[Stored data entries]
++++

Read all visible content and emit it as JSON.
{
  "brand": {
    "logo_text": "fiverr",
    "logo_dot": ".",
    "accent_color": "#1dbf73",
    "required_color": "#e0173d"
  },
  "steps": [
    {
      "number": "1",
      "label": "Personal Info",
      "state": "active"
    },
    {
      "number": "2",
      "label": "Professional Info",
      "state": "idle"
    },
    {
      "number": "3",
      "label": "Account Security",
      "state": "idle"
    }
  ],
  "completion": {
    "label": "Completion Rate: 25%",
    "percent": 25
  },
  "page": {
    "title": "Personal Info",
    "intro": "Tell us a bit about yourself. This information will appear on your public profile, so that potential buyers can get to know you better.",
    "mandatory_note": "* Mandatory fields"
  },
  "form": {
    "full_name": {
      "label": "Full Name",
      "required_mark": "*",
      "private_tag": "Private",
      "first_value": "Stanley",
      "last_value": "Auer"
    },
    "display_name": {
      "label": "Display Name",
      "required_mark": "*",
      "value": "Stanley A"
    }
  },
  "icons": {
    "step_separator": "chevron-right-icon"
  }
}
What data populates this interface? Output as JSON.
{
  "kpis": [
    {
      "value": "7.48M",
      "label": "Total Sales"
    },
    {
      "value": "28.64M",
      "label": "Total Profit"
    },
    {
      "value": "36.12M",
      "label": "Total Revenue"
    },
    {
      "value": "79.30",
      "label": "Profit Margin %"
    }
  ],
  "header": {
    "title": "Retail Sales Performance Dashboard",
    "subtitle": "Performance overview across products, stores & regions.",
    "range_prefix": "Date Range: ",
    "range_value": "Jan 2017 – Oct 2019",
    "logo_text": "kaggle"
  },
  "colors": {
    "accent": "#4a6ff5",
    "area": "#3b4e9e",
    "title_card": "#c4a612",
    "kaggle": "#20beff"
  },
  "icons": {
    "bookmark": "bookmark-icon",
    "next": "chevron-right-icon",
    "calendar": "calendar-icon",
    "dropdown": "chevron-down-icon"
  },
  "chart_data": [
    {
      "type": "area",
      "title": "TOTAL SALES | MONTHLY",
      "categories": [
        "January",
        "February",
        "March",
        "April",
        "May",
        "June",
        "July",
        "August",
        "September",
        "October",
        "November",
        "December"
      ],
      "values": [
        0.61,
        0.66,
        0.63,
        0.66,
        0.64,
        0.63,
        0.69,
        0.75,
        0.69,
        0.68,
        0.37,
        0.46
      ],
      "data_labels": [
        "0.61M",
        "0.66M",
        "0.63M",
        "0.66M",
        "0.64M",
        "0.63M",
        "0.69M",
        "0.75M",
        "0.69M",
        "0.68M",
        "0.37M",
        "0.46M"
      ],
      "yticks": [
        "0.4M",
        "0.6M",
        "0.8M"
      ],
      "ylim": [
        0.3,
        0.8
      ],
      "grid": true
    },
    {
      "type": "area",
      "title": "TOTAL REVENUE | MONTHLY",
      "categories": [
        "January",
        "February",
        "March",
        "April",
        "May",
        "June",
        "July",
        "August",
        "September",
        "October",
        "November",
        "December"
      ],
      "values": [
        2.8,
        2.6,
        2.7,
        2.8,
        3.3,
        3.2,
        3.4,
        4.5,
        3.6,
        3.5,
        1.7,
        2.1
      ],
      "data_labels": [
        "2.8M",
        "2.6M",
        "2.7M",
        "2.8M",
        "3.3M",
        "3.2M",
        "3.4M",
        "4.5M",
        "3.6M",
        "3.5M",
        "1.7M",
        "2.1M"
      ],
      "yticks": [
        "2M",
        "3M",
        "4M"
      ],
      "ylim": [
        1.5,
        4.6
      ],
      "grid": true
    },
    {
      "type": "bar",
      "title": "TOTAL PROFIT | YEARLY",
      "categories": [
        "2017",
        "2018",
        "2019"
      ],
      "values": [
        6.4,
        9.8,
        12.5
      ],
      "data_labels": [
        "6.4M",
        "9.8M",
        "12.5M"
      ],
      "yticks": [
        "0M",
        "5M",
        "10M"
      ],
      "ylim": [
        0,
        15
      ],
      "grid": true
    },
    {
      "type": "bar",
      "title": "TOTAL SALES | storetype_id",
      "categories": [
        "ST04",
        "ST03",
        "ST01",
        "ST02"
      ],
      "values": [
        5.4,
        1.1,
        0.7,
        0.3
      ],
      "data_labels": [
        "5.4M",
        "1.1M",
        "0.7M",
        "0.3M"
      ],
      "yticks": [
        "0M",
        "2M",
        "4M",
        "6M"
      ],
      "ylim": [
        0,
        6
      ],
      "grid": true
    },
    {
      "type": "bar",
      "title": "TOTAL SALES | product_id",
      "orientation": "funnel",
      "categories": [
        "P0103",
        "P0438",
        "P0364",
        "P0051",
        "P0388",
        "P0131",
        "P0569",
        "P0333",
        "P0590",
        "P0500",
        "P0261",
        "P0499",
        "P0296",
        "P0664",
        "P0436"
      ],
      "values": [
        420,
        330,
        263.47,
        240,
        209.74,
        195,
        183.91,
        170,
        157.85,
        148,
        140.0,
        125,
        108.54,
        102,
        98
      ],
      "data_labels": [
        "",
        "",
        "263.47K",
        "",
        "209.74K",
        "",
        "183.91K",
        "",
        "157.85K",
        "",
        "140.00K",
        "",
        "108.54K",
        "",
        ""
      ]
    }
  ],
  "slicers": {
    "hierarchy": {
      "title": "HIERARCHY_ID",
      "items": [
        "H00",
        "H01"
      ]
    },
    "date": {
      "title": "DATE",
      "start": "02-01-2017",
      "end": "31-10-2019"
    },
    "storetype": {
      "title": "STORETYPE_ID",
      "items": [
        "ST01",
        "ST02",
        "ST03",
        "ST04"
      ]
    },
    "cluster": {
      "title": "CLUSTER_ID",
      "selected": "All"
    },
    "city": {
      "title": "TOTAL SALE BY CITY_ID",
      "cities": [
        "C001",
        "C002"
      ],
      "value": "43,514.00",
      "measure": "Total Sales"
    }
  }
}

++++

Task:
Write out all of the records above exactly as they appear.

Answer:
Read all visible content and emit it as JSON.
{
  "brand": {
    "logo_text": "fiverr",
    "logo_dot": ".",
    "accent_color": "#1dbf73",
    "required_color": "#e0173d"
  },
  "steps": [
    {
      "number": "1",
      "label": "Personal Info",
      "state": "active"
    },
    {
      "number": "2",
      "label": "Professional Info",
      "state": "idle"
    },
    {
      "number": "3",
      "label": "Account Security",
      "state": "idle"
    }
  ],
  "completion": {
    "label": "Completion Rate: 25%",
    "percent": 25
  },
  "page": {
    "title": "Personal Info",
    "intro": "Tell us a bit about yourself. This information will appear on your public profile, so that potential buyers can get to know you better.",
    "mandatory_note": "* Mandatory fields"
  },
  "form": {
    "full_name": {
      "label": "Full Name",
      "required_mark": "*",
      "private_tag": "Private",
      "first_value": "Stanley",
      "last_value": "Auer"
    },
    "display_name": {
      "label": "Display Name",
      "required_mark": "*",
      "value": "Stanley A"
    }
  },
  "icons": {
    "step_separator": "chevron-right-icon"
  }
}
What data populates this interface? Output as JSON.
{
  "kpis": [
    {
      "value": "7.48M",
      "label": "Total Sales"
    },
    {
      "value": "28.64M",
      "label": "Total Profit"
    },
    {
      "value": "36.12M",
      "label": "Total Revenue"
    },
    {
      "value": "79.30",
      "label": "Profit Margin %"
    }
  ],
  "header": {
    "title": "Retail Sales Performance Dashboard",
    "subtitle": "Performance overview across products, stores & regions.",
    "range_prefix": "Date Range: ",
    "range_value": "Jan 2017 – Oct 2019",
    "logo_text": "kaggle"
  },
  "colors": {
    "accent": "#4a6ff5",
    "area": "#3b4e9e",
    "title_card": "#c4a612",
    "kaggle": "#20beff"
  },
  "icons": {
    "bookmark": "bookmark-icon",
    "next": "chevron-right-icon",
    "calendar": "calendar-icon",
    "dropdown": "chevron-down-icon"
  },
  "chart_data": [
    {
      "type": "area",
      "title": "TOTAL SALES | MONTHLY",
      "categories": [
        "January",
        "February",
        "March",
        "April",
        "May",
        "June",
        "July",
        "August",
        "September",
        "October",
        "November",
        "December"
      ],
      "values": [
        0.61,
        0.66,
        0.63,
        0.66,
        0.64,
        0.63,
        0.69,
        0.75,
        0.69,
        0.68,
        0.37,
        0.46
      ],
      "data_labels": [
        "0.61M",
        "0.66M",
        "0.63M",
        "0.66M",
        "0.64M",
        "0.63M",
        "0.69M",
        "0.75M",
        "0.69M",
        "0.68M",
        "0.37M",
        "0.46M"
      ],
      "yticks": [
        "0.4M",
        "0.6M",
        "0.8M"
      ],
      "ylim": [
        0.3,
        0.8
      ],
      "grid": true
    },
    {
      "type": "area",
      "title": "TOTAL REVENUE | MONTHLY",
      "categories": [
        "January",
        "February",
        "March",
        "April",
        "May",
        "June",
        "July",
        "August",
        "September",
        "October",
        "November",
        "December"
      ],
      "values": [
        2.8,
        2.6,
        2.7,
        2.8,
        3.3,
        3.2,
        3.4,
        4.5,
        3.6,
        3.5,
        1.7,
        2.1
      ],
      "data_labels": [
        "2.8M",
        "2.6M",
        "2.7M",
        "2.8M",
        "3.3M",
        "3.2M",
        "3.4M",
        "4.5M",
        "3.6M",
        "3.5M",
        "1.7M",
        "2.1M"
      ],
      "yticks": [
        "2M",
        "3M",
        "4M"
      ],
      "ylim": [
        1.5,
        4.6
      ],
      "grid": true
    },
    {
      "type": "bar",
      "title": "TOTAL PROFIT | YEARLY",
      "categories": [
        "2017",
        "2018",
        "2019"
      ],
      "values": [
        6.4,
        9.8,
        12.5
      ],
      "data_labels": [
        "6.4M",
        "9.8M",
        "12.5M"
      ],
      "yticks": [
        "0M",
        "5M",
        "10M"
      ],
      "ylim": [
        0,
        15
      ],
      "grid": true
    },
    {
      "type": "bar",
      "title": "TOTAL SALES | storetype_id",
      "categories": [
        "ST04",
        "ST03",
        "ST01",
        "ST02"
      ],
      "values": [
        5.4,
        1.1,
        0.7,
        0.3
      ],
      "data_labels": [
        "5.4M",
        "1.1M",
        "0.7M",
        "0.3M"
      ],
      "yticks": [
        "0M",
        "2M",
        "4M",
        "6M"
      ],
      "ylim": [
        0,
        6
      ],
      "grid": true
    },
    {
      "type": "bar",
      "title": "TOTAL SALES | product_id",
      "orientation": "funnel",
      "categories": [
        "P0103",
        "P0438",
        "P0364",
        "P0051",
        "P0388",
        "P0131",
        "P0569",
        "P0333",
        "P0590",
        "P0500",
        "P0261",
        "P0499",
        "P0296",
        "P0664",
        "P0436"
      ],
      "values": [
        420,
        330,
        263.47,
        240,
        209.74,
        195,
        183.91,
        170,
        157.85,
        148,
        140.0,
        125,
        108.54,
        102,
        98
      ],
      "data_labels": [
        "",
        "",
        "263.47K",
        "",
        "209.74K",
        "",
        "183.91K",
        "",
        "157.85K",
        "",
        "140.00K",
        "",
        "108.54K",
        "",
        ""
      ]
    }
  ],
  "slicers": {
    "hierarchy": {
      "title": "HIERARCHY_ID",
      "items": [
        "H00",
        "H01"
      ]
    },
    "date": {
      "title": "DATE",
      "start": "02-01-2017",
      "end": "31-10-2019"
    },
    "storetype": {
      "title": "STORETYPE_ID",
      "items": [
        "ST01",
        "ST02",
        "ST03",
        "ST04"
      ]
    },
    "cluster": {
      "title": "CLUSTER_ID",
      "selected": "All"
    },
    "city": {
      "title": "TOTAL SALE BY CITY_ID",
      "cities": [
        "C001",
        "C002"
      ],
      "value": "43,514.00",
      "measure": "Total Sales"
    }
  }
}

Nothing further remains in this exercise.